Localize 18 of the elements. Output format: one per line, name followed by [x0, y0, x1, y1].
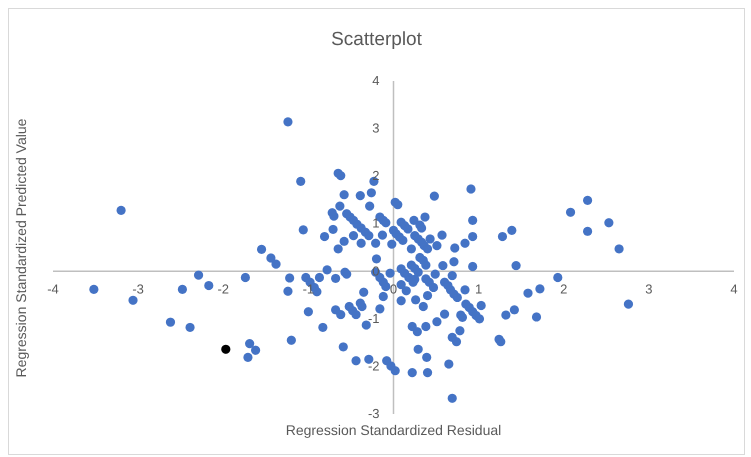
x-tick-label: 0 — [390, 281, 398, 296]
y-tick-label: 0 — [372, 263, 380, 278]
y-tick-label: 4 — [372, 73, 380, 88]
x-tick-label: 3 — [645, 281, 652, 296]
chart-title: Scatterplot — [330, 29, 423, 51]
x-tick-label: -2 — [217, 281, 230, 296]
y-tick-label: 1 — [372, 216, 380, 231]
x-tick-label: 1 — [475, 281, 482, 296]
x-tick-label: 2 — [560, 281, 568, 296]
x-tick-label: -3 — [132, 281, 144, 296]
y-tick-label: 3 — [372, 120, 380, 136]
x-tick-label: -4 — [47, 281, 59, 296]
y-tick-label: -1 — [368, 310, 380, 326]
y-tick-label: -3 — [368, 406, 380, 421]
x-axis-title: Regression Standardized Residual — [284, 422, 502, 438]
y-axis-title: Regression Standardized Predicted Value — [13, 117, 29, 379]
x-tick-label: 4 — [730, 281, 738, 296]
y-tick-label: -2 — [368, 358, 380, 374]
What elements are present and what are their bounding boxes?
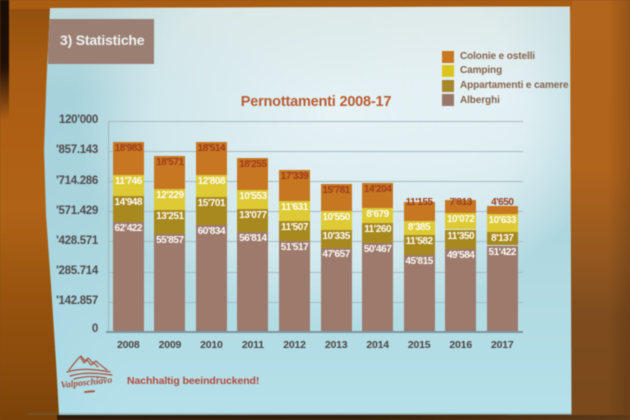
◇ ◇ ◇ ◇ ◇ ◇ ◇
▶ **Given request**
Reproduce all of the material above with every occurrence of "elements" replaced by "items" and everything else unchanged, leaving out the pictures.

▶ **Exercise solution**
Localize 18 of the items. Output format: one per line, name followed by [x0, y0, x1, y1].
x-tick-label: 0 — [390, 281, 398, 296]
y-tick-label: 0 — [372, 263, 380, 278]
y-tick-label: 4 — [372, 73, 380, 88]
x-tick-label: 3 — [645, 281, 652, 296]
chart-title: Scatterplot — [330, 29, 423, 51]
x-tick-label: -2 — [217, 281, 230, 296]
y-tick-label: 1 — [372, 216, 380, 231]
x-tick-label: 1 — [475, 281, 482, 296]
x-tick-label: 2 — [560, 281, 568, 296]
x-tick-label: -3 — [132, 281, 144, 296]
y-tick-label: 3 — [372, 120, 380, 136]
x-tick-label: -4 — [47, 281, 59, 296]
y-tick-label: -1 — [368, 310, 380, 326]
y-tick-label: -3 — [368, 406, 380, 421]
x-axis-title: Regression Standardized Residual — [284, 422, 502, 438]
y-axis-title: Regression Standardized Predicted Value — [13, 117, 29, 379]
x-tick-label: 4 — [730, 281, 738, 296]
y-tick-label: -2 — [368, 358, 380, 374]
What items are present and what are their bounding boxes?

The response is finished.